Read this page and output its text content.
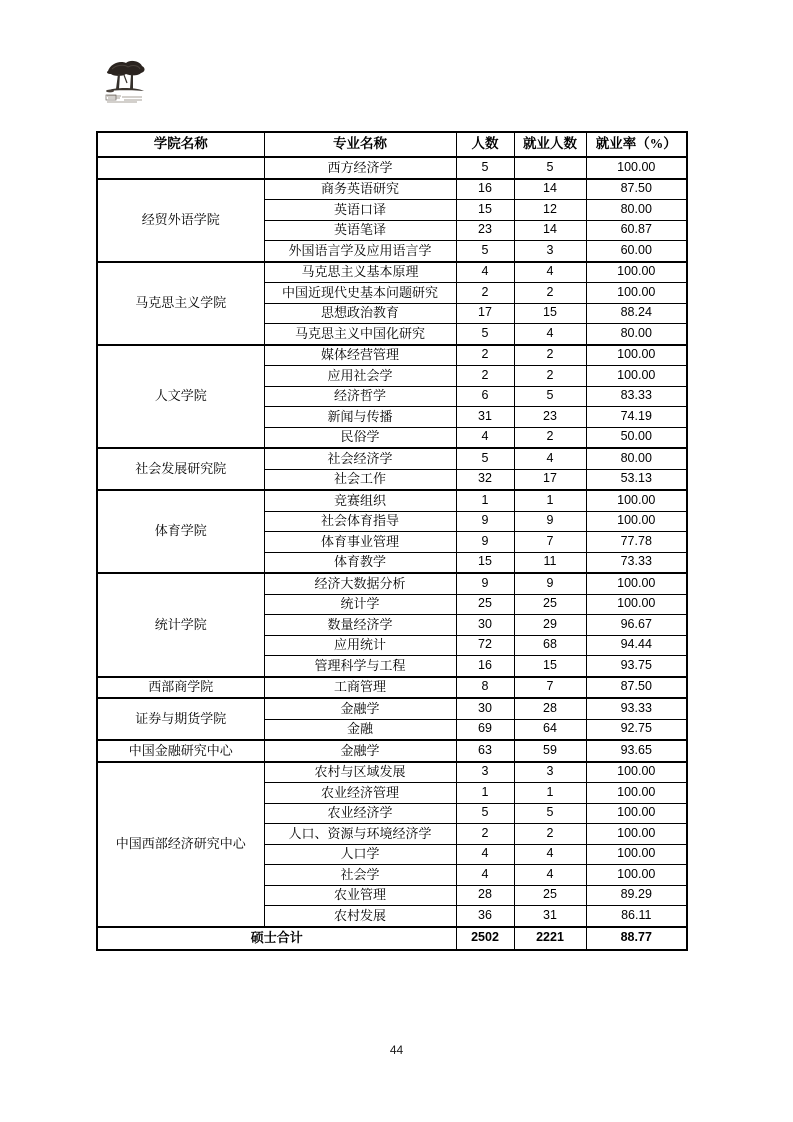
学院名称	专业名称	人数	就业人数	就业率（%）
	西方经济学	5	5	100.00
经贸外语学院	商务英语研究	16	14	87.50
	英语口译	15	12	80.00
	英语笔译	23	14	60.87
	外国语言学及应用语言学	5	3	60.00
马克思主义学院	马克思主义基本原理	4	4	100.00
	中国近现代史基本问题研究	2	2	100.00
	思想政治教育	17	15	88.24
	马克思主义中国化研究	5	4	80.00
人文学院	媒体经营管理	2	2	100.00
	应用社会学	2	2	100.00
	经济哲学	6	5	83.33
	新闻与传播	31	23	74.19
	民俗学	4	2	50.00
社会发展研究院	社会经济学	5	4	80.00
	社会工作	32	17	53.13
体育学院	竞赛组织	1	1	100.00
	社会体育指导	9	9	100.00
	体育事业管理	9	7	77.78
	体育教学	15	11	73.33
统计学院	经济大数据分析	9	9	100.00
	统计学	25	25	100.00
	数量经济学	30	29	96.67
	应用统计	72	68	94.44
	管理科学与工程	16	15	93.75
西部商学院	工商管理	8	7	87.50
证券与期货学院	金融学	30	28	93.33
	金融	69	64	92.75
中国金融研究中心	金融学	63	59	93.65
中国西部经济研究中心	农村与区域发展	3	3	100.00
	农业经济管理	1	1	100.00
	农业经济学	5	5	100.00
	人口、资源与环境经济学	2	2	100.00
	人口学	4	4	100.00
	社会学	4	4	100.00
	农业管理	28	25	89.29
	农村发展	36	31	86.11
硕士合计		2502	2221	88.77
44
------------------------------------------------
• _Instructions for the task_: Without the pictures, copy the material exactly as given.

• _The output_:
Read this page and output its text content.
学院名称	专业名称	人数	就业人数	就业率（%）
	西方经济学	5	5	100.00
经贸外语学院	商务英语研究	16	14	87.50
	英语口译	15	12	80.00
	英语笔译	23	14	60.87
	外国语言学及应用语言学	5	3	60.00
马克思主义学院	马克思主义基本原理	4	4	100.00
	中国近现代史基本问题研究	2	2	100.00
	思想政治教育	17	15	88.24
	马克思主义中国化研究	5	4	80.00
人文学院	媒体经营管理	2	2	100.00
	应用社会学	2	2	100.00
	经济哲学	6	5	83.33
	新闻与传播	31	23	74.19
	民俗学	4	2	50.00
社会发展研究院	社会经济学	5	4	80.00
	社会工作	32	17	53.13
体育学院	竞赛组织	1	1	100.00
	社会体育指导	9	9	100.00
	体育事业管理	9	7	77.78
	体育教学	15	11	73.33
统计学院	经济大数据分析	9	9	100.00
	统计学	25	25	100.00
	数量经济学	30	29	96.67
	应用统计	72	68	94.44
	管理科学与工程	16	15	93.75
西部商学院	工商管理	8	7	87.50
证券与期货学院	金融学	30	28	93.33
	金融	69	64	92.75
中国金融研究中心	金融学	63	59	93.65
中国西部经济研究中心	农村与区域发展	3	3	100.00
	农业经济管理	1	1	100.00
	农业经济学	5	5	100.00
	人口、资源与环境经济学	2	2	100.00
	人口学	4	4	100.00
	社会学	4	4	100.00
	农业管理	28	25	89.29
	农村发展	36	31	86.11
硕士合计		2502	2221	88.77
44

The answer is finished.